WHAT IS REQUIRED: Records follow. Pull out every line that contains "this".

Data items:
* * * * * * *
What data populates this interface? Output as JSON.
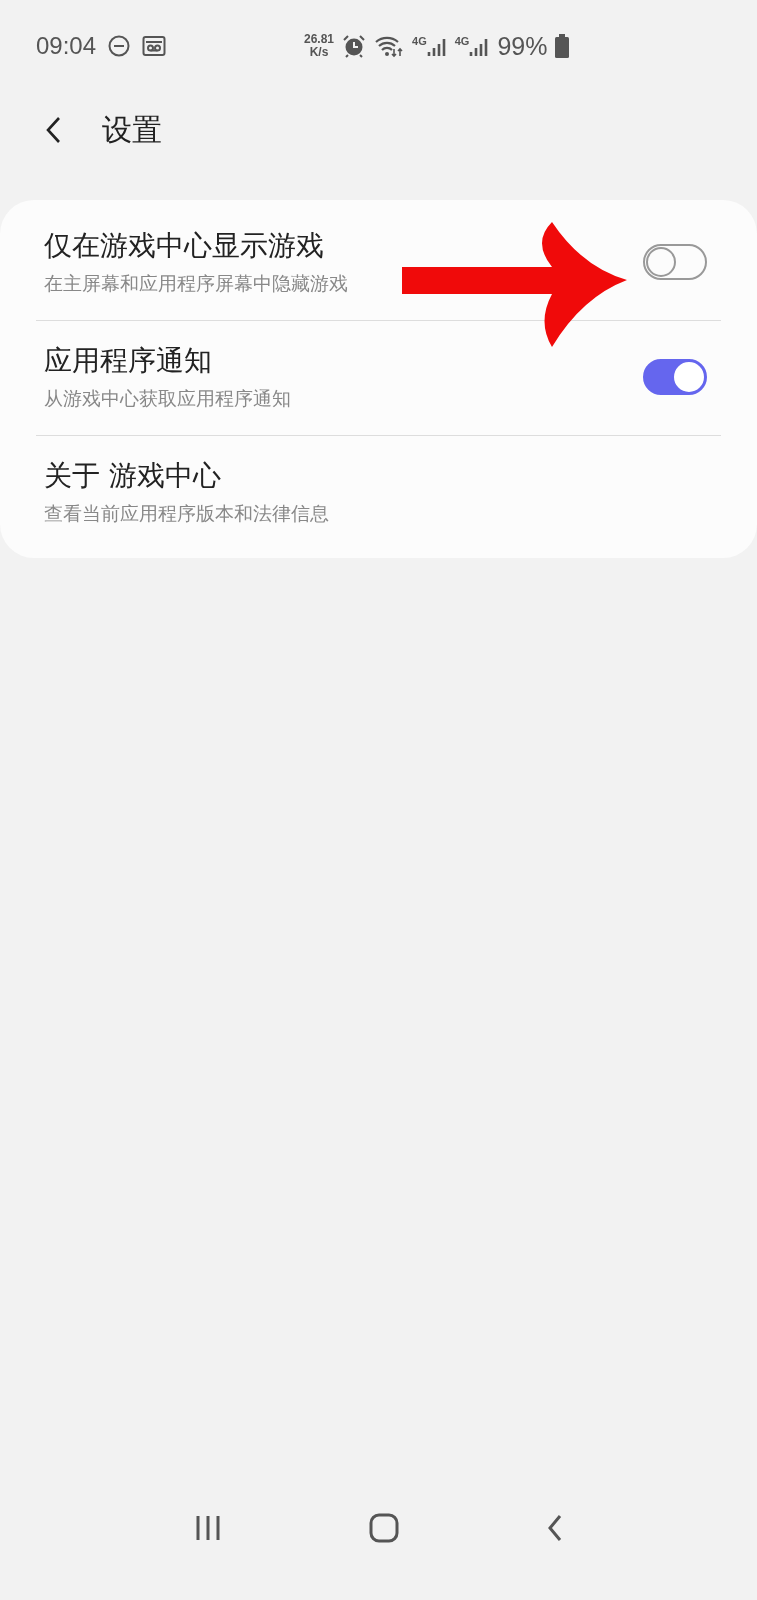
{
  "status_bar": {
    "time": "09:04",
    "speed_value": "26.81",
    "speed_unit": "K/s",
    "network_1": "4G",
    "network_2": "4G",
    "battery": "99%"
  },
  "header": {
    "title": "设置"
  },
  "settings": [
    {
      "kind": "toggle",
      "title": "仅在游戏中心显示游戏",
      "subtitle": "在主屏幕和应用程序屏幕中隐藏游戏",
      "on": false
    },
    {
      "kind": "toggle",
      "title": "应用程序通知",
      "subtitle": "从游戏中心获取应用程序通知",
      "on": true
    },
    {
      "kind": "info",
      "title": "关于 游戏中心",
      "subtitle": "查看当前应用程序版本和法律信息"
    }
  ]
}
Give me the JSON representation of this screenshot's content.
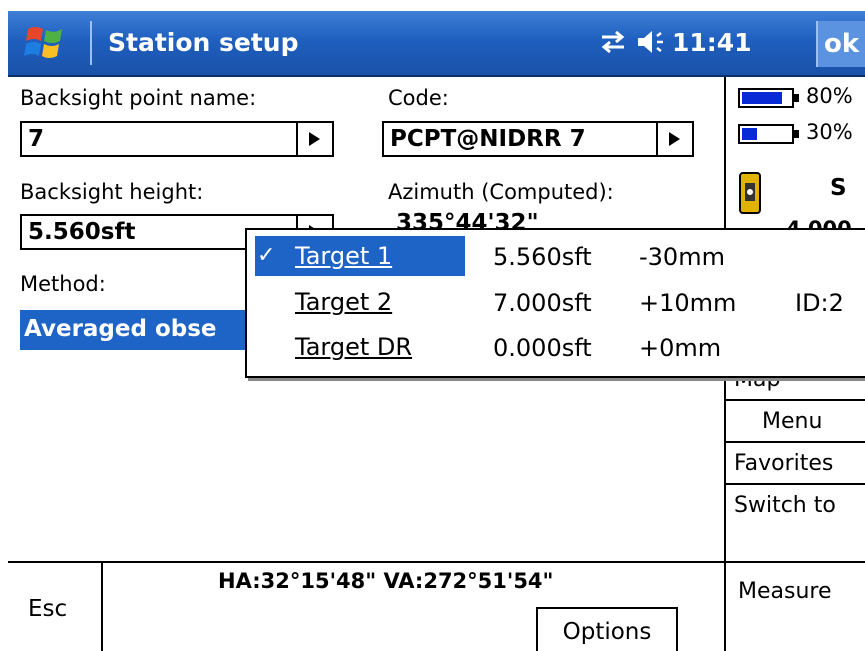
{
  "titlebar": {
    "title": "Station setup",
    "time": "11:41",
    "ok_label": "ok"
  },
  "form": {
    "backsight_name_label": "Backsight point name:",
    "backsight_name_value": "7",
    "code_label": "Code:",
    "code_value": "PCPT@NIDRR 7",
    "backsight_height_label": "Backsight height:",
    "backsight_height_value": "5.560sft",
    "azimuth_label": "Azimuth (Computed):",
    "azimuth_value": "335°44'32\"",
    "method_label": "Method:",
    "method_value": "Averaged obse"
  },
  "right_panel": {
    "battery1_pct": "80%",
    "battery1_level": 0.8,
    "battery2_pct": "30%",
    "battery2_level": 0.3,
    "instrument_text": "S",
    "partial_text": "4 000",
    "buttons": [
      "Map",
      "Menu",
      "Favorites",
      "Switch to",
      "Measure"
    ]
  },
  "target_popup": {
    "rows": [
      {
        "name": "Target 1",
        "height": "5.560sft",
        "offset": "-30mm",
        "id": "",
        "selected": true
      },
      {
        "name": "Target 2",
        "height": "7.000sft",
        "offset": "+10mm",
        "id": "ID:2",
        "selected": false
      },
      {
        "name": "Target DR",
        "height": "0.000sft",
        "offset": "+0mm",
        "id": "",
        "selected": false
      }
    ]
  },
  "bottom": {
    "esc_label": "Esc",
    "angles": "HA:32°15'48\"  VA:272°51'54\"",
    "options_label": "Options"
  },
  "colors": {
    "titlebar": "#1f5fbf",
    "selection": "#1e63c6",
    "battery": "#0a2ad6"
  },
  "icons": [
    "windows-logo-icon",
    "connectivity-icon",
    "volume-icon",
    "instrument-icon",
    "checkmark-icon"
  ]
}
* * * * * * *
CORRECT ANSWER:
What data populates this interface? Output as JSON.
Give me the JSON representation of this screenshot's content.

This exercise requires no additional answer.